To be done: Find every line below that contains the word "image" and copy it out.
_ _ _ _ _
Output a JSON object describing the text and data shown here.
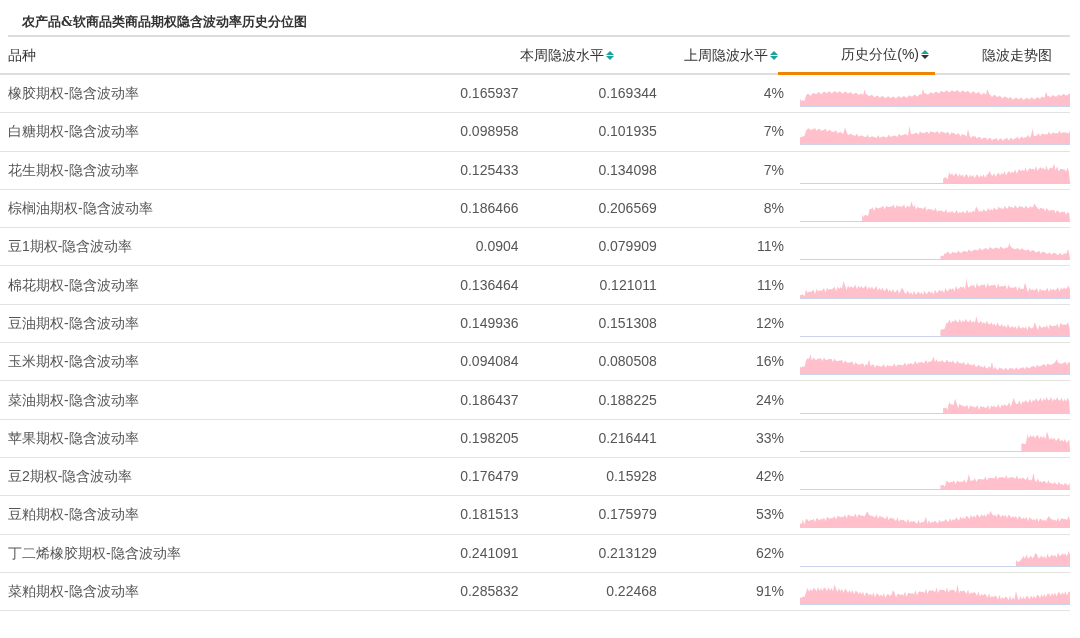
{
  "title": "农产品&软商品类商品期权隐含波动率历史分位图",
  "columns": [
    {
      "label": "品种",
      "sortable": false,
      "sorted": false
    },
    {
      "label": "本周隐波水平",
      "sortable": true,
      "sorted": false
    },
    {
      "label": "上周隐波水平",
      "sortable": true,
      "sorted": false
    },
    {
      "label": "历史分位(%)",
      "sortable": true,
      "sorted": true
    },
    {
      "label": "隐波走势图",
      "sortable": false,
      "sorted": false
    }
  ],
  "rows": [
    {
      "name": "橡胶期权-隐含波动率",
      "this_week": "0.165937",
      "last_week": "0.169344",
      "percentile": "4%"
    },
    {
      "name": "白糖期权-隐含波动率",
      "this_week": "0.098958",
      "last_week": "0.101935",
      "percentile": "7%"
    },
    {
      "name": "花生期权-隐含波动率",
      "this_week": "0.125433",
      "last_week": "0.134098",
      "percentile": "7%"
    },
    {
      "name": "棕榈油期权-隐含波动率",
      "this_week": "0.186466",
      "last_week": "0.206569",
      "percentile": "8%"
    },
    {
      "name": "豆1期权-隐含波动率",
      "this_week": "0.0904",
      "last_week": "0.079909",
      "percentile": "11%"
    },
    {
      "name": "棉花期权-隐含波动率",
      "this_week": "0.136464",
      "last_week": "0.121011",
      "percentile": "11%"
    },
    {
      "name": "豆油期权-隐含波动率",
      "this_week": "0.149936",
      "last_week": "0.151308",
      "percentile": "12%"
    },
    {
      "name": "玉米期权-隐含波动率",
      "this_week": "0.094084",
      "last_week": "0.080508",
      "percentile": "16%"
    },
    {
      "name": "菜油期权-隐含波动率",
      "this_week": "0.186437",
      "last_week": "0.188225",
      "percentile": "24%"
    },
    {
      "name": "苹果期权-隐含波动率",
      "this_week": "0.198205",
      "last_week": "0.216441",
      "percentile": "33%"
    },
    {
      "name": "豆2期权-隐含波动率",
      "this_week": "0.176479",
      "last_week": "0.15928",
      "percentile": "42%"
    },
    {
      "name": "豆粕期权-隐含波动率",
      "this_week": "0.181513",
      "last_week": "0.175979",
      "percentile": "53%"
    },
    {
      "name": "丁二烯橡胶期权-隐含波动率",
      "this_week": "0.241091",
      "last_week": "0.213129",
      "percentile": "62%"
    },
    {
      "name": "菜粕期权-隐含波动率",
      "this_week": "0.285832",
      "last_week": "0.22468",
      "percentile": "91%"
    }
  ]
}
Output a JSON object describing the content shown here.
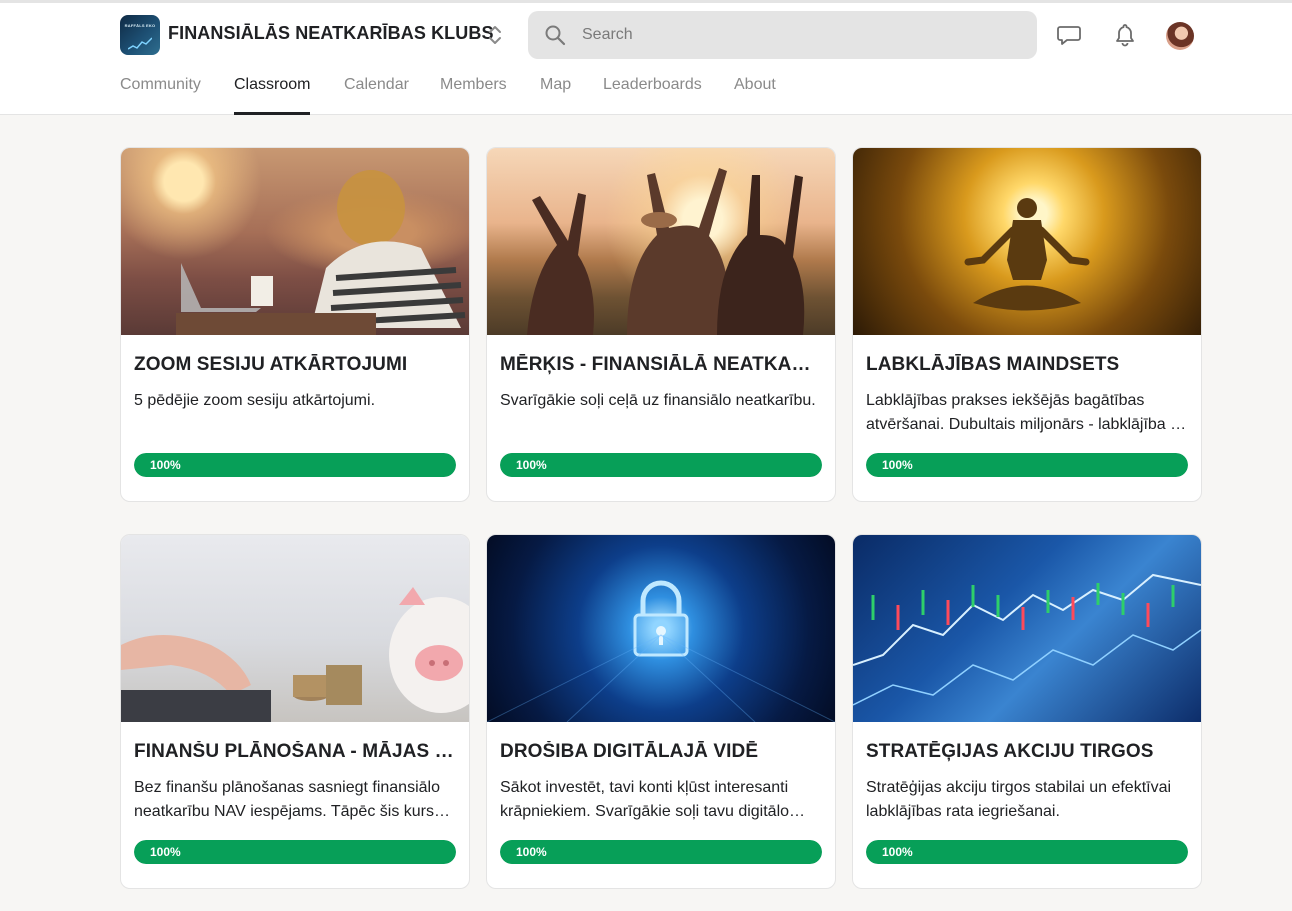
{
  "header": {
    "group_title": "FINANSIĀLĀS NEATKARĪBAS KLUBS",
    "logo_text": "RAFFĀLS EKO",
    "search_placeholder": "Search",
    "icons": [
      "group-switch-icon",
      "search-icon",
      "chat-icon",
      "bell-icon"
    ]
  },
  "nav": {
    "tabs": [
      {
        "label": "Community",
        "active": false
      },
      {
        "label": "Classroom",
        "active": true
      },
      {
        "label": "Calendar",
        "active": false
      },
      {
        "label": "Members",
        "active": false
      },
      {
        "label": "Map",
        "active": false
      },
      {
        "label": "Leaderboards",
        "active": false
      },
      {
        "label": "About",
        "active": false
      }
    ]
  },
  "courses": [
    {
      "title": "ZOOM SESIJU ATKĀRTOJUMI",
      "description": "5 pēdējie zoom sesiju atkārtojumi.",
      "progress": 100,
      "progress_label": "100%",
      "image": "woman-studying-cafe"
    },
    {
      "title": "MĒRĶIS - FINANSIĀLĀ NEATKARĪBA",
      "description": "Svarīgākie soļi ceļā uz finansiālo neatkarību.",
      "progress": 100,
      "progress_label": "100%",
      "image": "friends-sunset-field"
    },
    {
      "title": "LABKLĀJĪBAS MAINDSETS",
      "description": "Labklājības prakses iekšējās bagātības atvēršanai. Dubultais miljonārs - labklājība un prieks ikvienā dzīves jomā.",
      "progress": 100,
      "progress_label": "100%",
      "image": "golden-meditation"
    },
    {
      "title": "FINANŠU PLĀNOŠANA - MĀJAS BUDŽETS",
      "description": "Bez finanšu plānošanas sasniegt finansiālo neatkarību NAV iespējams. Tāpēc šis kurss ir pamats visam.",
      "progress": 100,
      "progress_label": "100%",
      "image": "piggy-bank-coins"
    },
    {
      "title": "DROŠIBA DIGITĀLAJĀ VIDĒ",
      "description": "Sākot investēt, tavi konti kļūst interesanti krāpniekiem. Svarīgākie soļi tavu digitālo kontu aizsardzībai.",
      "progress": 100,
      "progress_label": "100%",
      "image": "digital-padlock"
    },
    {
      "title": "STRATĒĢIJAS AKCIJU TIRGOS",
      "description": "Stratēģijas akciju tirgos stabilai un efektīvai labklājības rata iegriešanai.",
      "progress": 100,
      "progress_label": "100%",
      "image": "stock-chart"
    }
  ],
  "colors": {
    "progress": "#079f58",
    "background": "#f7f6f4",
    "search_bg": "#e4e4e4",
    "text": "#202124",
    "muted": "#8a8a8a"
  }
}
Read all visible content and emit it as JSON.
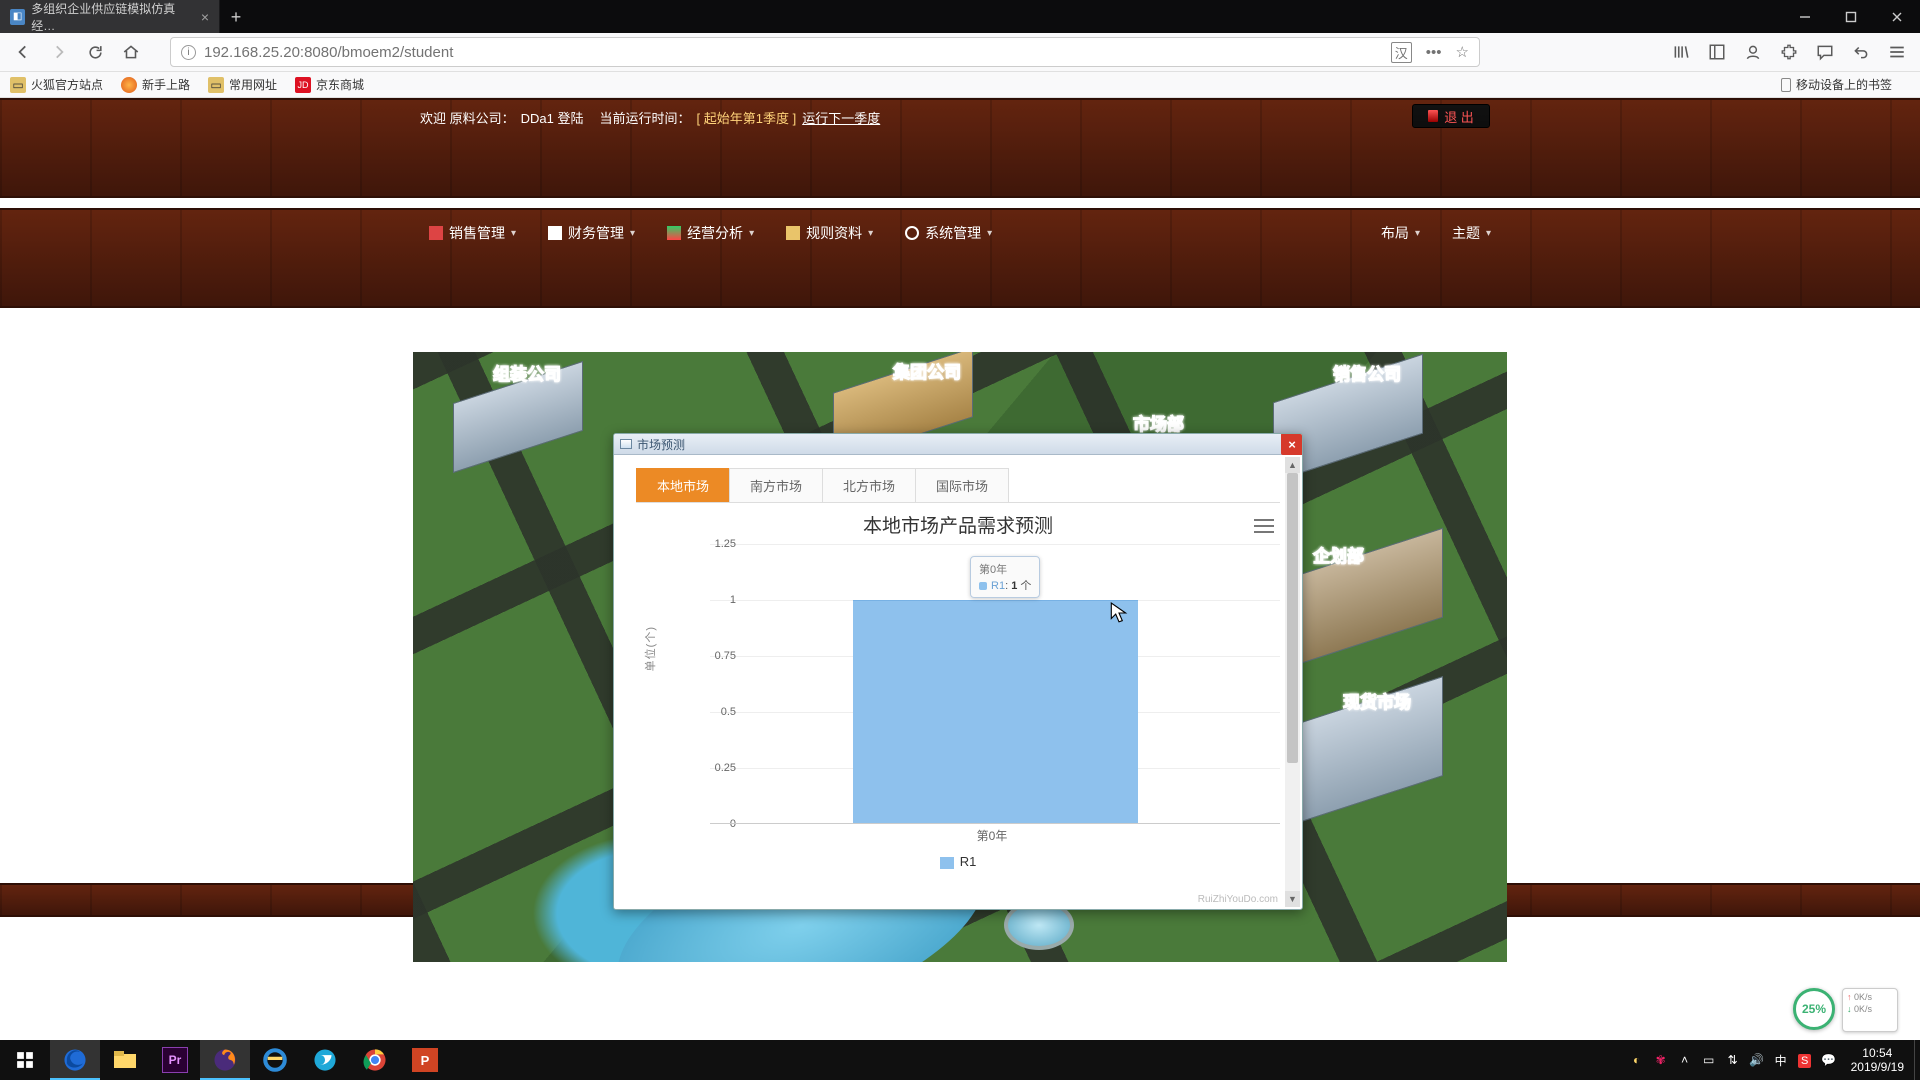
{
  "browser": {
    "tab_title": "多组织企业供应链模拟仿真经…",
    "url": "192.168.25.20:8080/bmoem2/student",
    "bookmarks": [
      "火狐官方站点",
      "新手上路",
      "常用网址",
      "京东商城"
    ],
    "devices_bookmark": "移动设备上的书签"
  },
  "status": {
    "welcome": "欢迎 原料公司：",
    "user": "DDa1 登陆",
    "runtime_label": "当前运行时间：",
    "runtime_value": "[ 起始年第1季度 ]",
    "next_link": "运行下一季度",
    "exit": "退 出"
  },
  "menu": {
    "items": [
      "销售管理",
      "财务管理",
      "经营分析",
      "规则资料",
      "系统管理"
    ],
    "right": [
      "布局",
      "主题"
    ]
  },
  "scene_labels": {
    "assembly": "组装公司",
    "group": "集团公司",
    "sales": "销售公司",
    "marketdept": "市场部",
    "plandept": "企划部",
    "spotmarket": "现货市场"
  },
  "modal": {
    "title": "市场预测",
    "tabs": [
      "本地市场",
      "南方市场",
      "北方市场",
      "国际市场"
    ],
    "active_tab": 0,
    "credit": "RuiZhiYouDo.com"
  },
  "chart_data": {
    "type": "bar",
    "title": "本地市场产品需求预测",
    "ylabel": "单位(个)",
    "categories": [
      "第0年"
    ],
    "series": [
      {
        "name": "R1",
        "values": [
          1
        ]
      }
    ],
    "yticks": [
      0,
      0.25,
      0.5,
      0.75,
      1,
      1.25
    ],
    "ylim": [
      0,
      1.25
    ],
    "tooltip": {
      "header": "第0年",
      "series": "R1",
      "value": "1",
      "unit": "个"
    }
  },
  "gauge": "25%",
  "net": {
    "up": "0K/s",
    "down": "0K/s"
  },
  "clock": {
    "time": "10:54",
    "date": "2019/9/19"
  }
}
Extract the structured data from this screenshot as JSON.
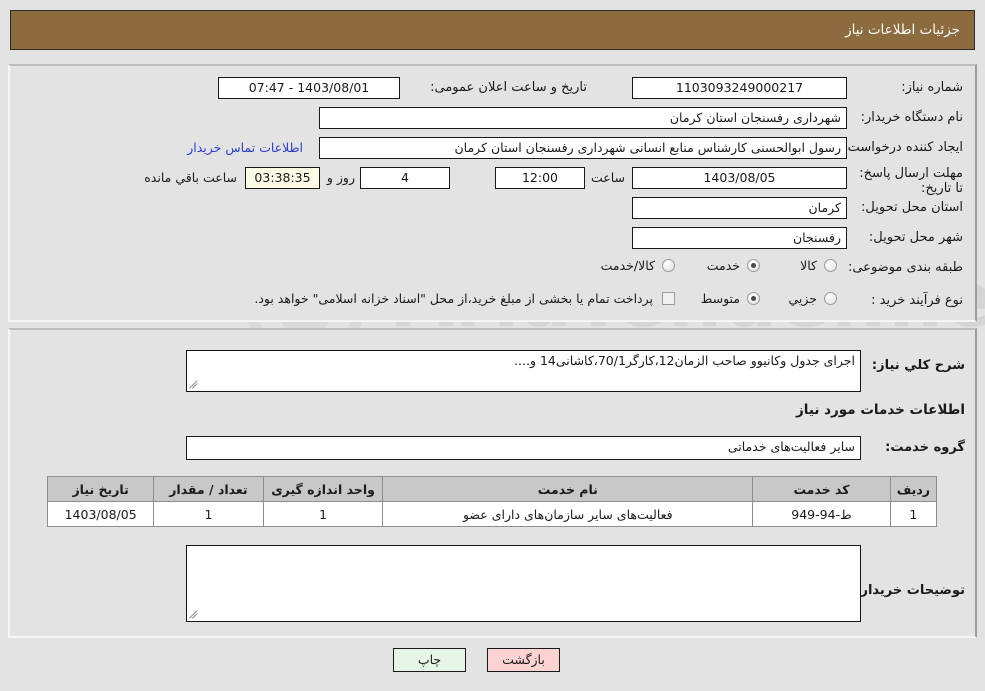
{
  "window": {
    "title": "جزئیات اطلاعات نیاز",
    "header_color": "#8c6b3f",
    "link_color": "#2b3fd0"
  },
  "watermark": {
    "text": "AriaTender.net"
  },
  "top_form": {
    "need_number_label": "شماره نیاز:",
    "need_number_value": "1103093249000217",
    "announce_datetime_label": "تاریخ و ساعت اعلان عمومی:",
    "announce_datetime_value": "1403/08/01 - 07:47",
    "buyer_org_label": "نام دستگاه خریدار:",
    "buyer_org_value": "شهرداری رفسنجان استان کرمان",
    "requester_label": "ایجاد کننده درخواست:",
    "requester_value": "رسول ابوالحسنی کارشناس منابع انسانی شهرداری رفسنجان استان کرمان",
    "contact_link": "اطلاعات تماس خریدار",
    "deadline_label": "مهلت ارسال پاسخ: تا تاریخ:",
    "deadline_date": "1403/08/05",
    "hour_label": "ساعت",
    "hour_value": "12:00",
    "days_value": "4",
    "days_and_label": "روز و",
    "remaining_clock": "03:38:35",
    "remaining_label": "ساعت باقي مانده",
    "province_label": "استان محل تحویل:",
    "province_value": "کرمان",
    "city_label": "شهر محل تحویل:",
    "city_value": "رفسنجان",
    "category_label": "طبقه بندی موضوعی:",
    "category_options": [
      "کالا",
      "خدمت",
      "کالا/خدمت"
    ],
    "category_selected": "خدمت",
    "purchase_type_label": "نوع فرآیند خرید :",
    "purchase_type_options": [
      "جزیي",
      "متوسط"
    ],
    "purchase_type_selected": "متوسط",
    "treasury_checkbox_label": "پرداخت تمام یا بخشی از مبلغ خرید،از محل \"اسناد خزانه اسلامی\" خواهد بود.",
    "treasury_checked": false
  },
  "bottom_form": {
    "general_desc_label": "شرح کلي نیاز:",
    "general_desc_value": "اجرای جدول وکانیوو صاحب الزمان12،کارگر70/1،کاشانی14 و....",
    "services_heading": "اطلاعات خدمات مورد نیاز",
    "service_group_label": "گروه خدمت:",
    "service_group_value": "سایر فعالیت‌های خدماتی",
    "buyer_notes_label": "توضیحات خریدار:",
    "buyer_notes_value": ""
  },
  "table": {
    "headers": [
      "ردیف",
      "کد خدمت",
      "نام خدمت",
      "واحد اندازه گیری",
      "تعداد / مقدار",
      "تاریخ نیاز"
    ],
    "rows": [
      {
        "row_no": "1",
        "service_code": "ط-94-949",
        "service_name": "فعالیت‌های سایر سازمان‌های دارای عضو",
        "unit": "1",
        "quantity": "1",
        "need_date": "1403/08/05"
      }
    ]
  },
  "footer": {
    "print_label": "چاپ",
    "back_label": "بازگشت"
  }
}
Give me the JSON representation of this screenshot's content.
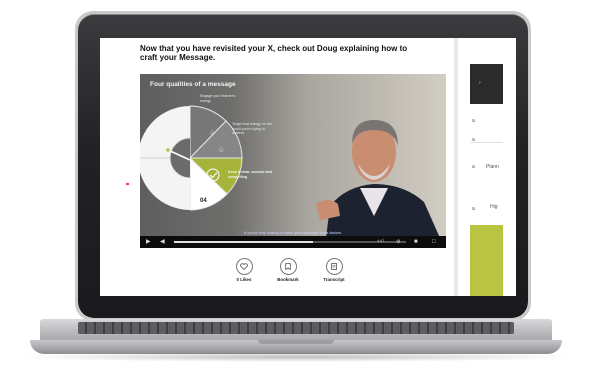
{
  "lesson": {
    "heading": "Now that you have revisited your X, check out Doug explaining how to craft your Message."
  },
  "video": {
    "slide_title": "Four qualities of a message",
    "steps": [
      "Engage your listener's energy",
      "Target that energy on the result you're trying to achieve",
      "Keep it clear, concise and compelling"
    ],
    "step_number": "04",
    "caption": "If you're only looking to make your message those factors.",
    "time": "4:47",
    "progress": 0.6
  },
  "actions": {
    "likes": "0 Likes",
    "bookmark": "Bookmark",
    "transcript": "Transcript"
  },
  "sidebar": {
    "items": [
      "a",
      "a",
      "Plann",
      "a",
      "Hig"
    ]
  },
  "colors": {
    "accent_green": "#b8c442",
    "dark_panel": "#2b2b2c"
  }
}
_ _ _ _ _
The solution:
      "image": "woman-studying-cafe"
      "image": "friends-sunset-field"
      "image": "golden-meditation"
      "image": "piggy-bank-coins"
      "image": "digital-padlock"
      "image": "stock-chart"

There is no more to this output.